Data records:
====================

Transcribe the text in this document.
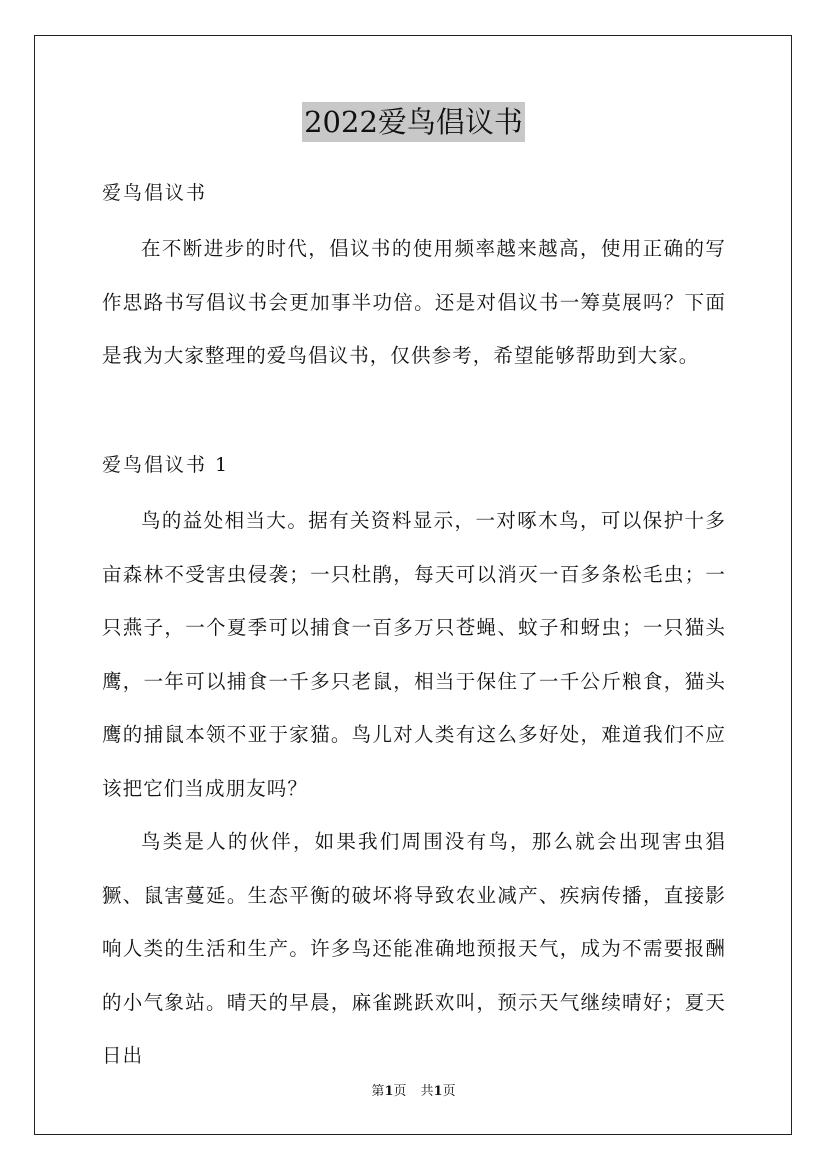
2022爱鸟倡议书
爱鸟倡议书

在不断进步的时代，倡议书的使用频率越来越高，使用正确的写作思路书写倡议书会更加事半功倍。还是对倡议书一筹莫展吗？下面是我为大家整理的爱鸟倡议书，仅供参考，希望能够帮助到大家。

爱鸟倡议书 1

鸟的益处相当大。据有关资料显示，一对啄木鸟，可以保护十多亩森林不受害虫侵袭；一只杜鹃，每天可以消灭一百多条松毛虫；一只燕子，一个夏季可以捕食一百多万只苍蝇、蚊子和蚜虫；一只猫头鹰，一年可以捕食一千多只老鼠，相当于保住了一千公斤粮食，猫头鹰的捕鼠本领不亚于家猫。鸟儿对人类有这么多好处，难道我们不应该把它们当成朋友吗？

鸟类是人的伙伴，如果我们周围没有鸟，那么就会出现害虫猖獗、鼠害蔓延。生态平衡的破坏将导致农业减产、疾病传播，直接影响人类的生活和生产。许多鸟还能准确地预报天气，成为不需要报酬的小气象站。晴天的早晨，麻雀跳跃欢叫，预示天气继续晴好；夏天日出

第1页 共1页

====================

What you need to do: All of the lines above should be retyped precisely, apart from the pictures.

Completed task:
Transcribe the text in this document.
2022爱鸟倡议书
爱鸟倡议书

在不断进步的时代，倡议书的使用频率越来越高，使用正确的写作思路书写倡议书会更加事半功倍。还是对倡议书一筹莫展吗？下面是我为大家整理的爱鸟倡议书，仅供参考，希望能够帮助到大家。

爱鸟倡议书 1

鸟的益处相当大。据有关资料显示，一对啄木鸟，可以保护十多亩森林不受害虫侵袭；一只杜鹃，每天可以消灭一百多条松毛虫；一只燕子，一个夏季可以捕食一百多万只苍蝇、蚊子和蚜虫；一只猫头鹰，一年可以捕食一千多只老鼠，相当于保住了一千公斤粮食，猫头鹰的捕鼠本领不亚于家猫。鸟儿对人类有这么多好处，难道我们不应该把它们当成朋友吗？

鸟类是人的伙伴，如果我们周围没有鸟，那么就会出现害虫猖獗、鼠害蔓延。生态平衡的破坏将导致农业减产、疾病传播，直接影响人类的生活和生产。许多鸟还能准确地预报天气，成为不需要报酬的小气象站。晴天的早晨，麻雀跳跃欢叫，预示天气继续晴好；夏天日出

第1页 共1页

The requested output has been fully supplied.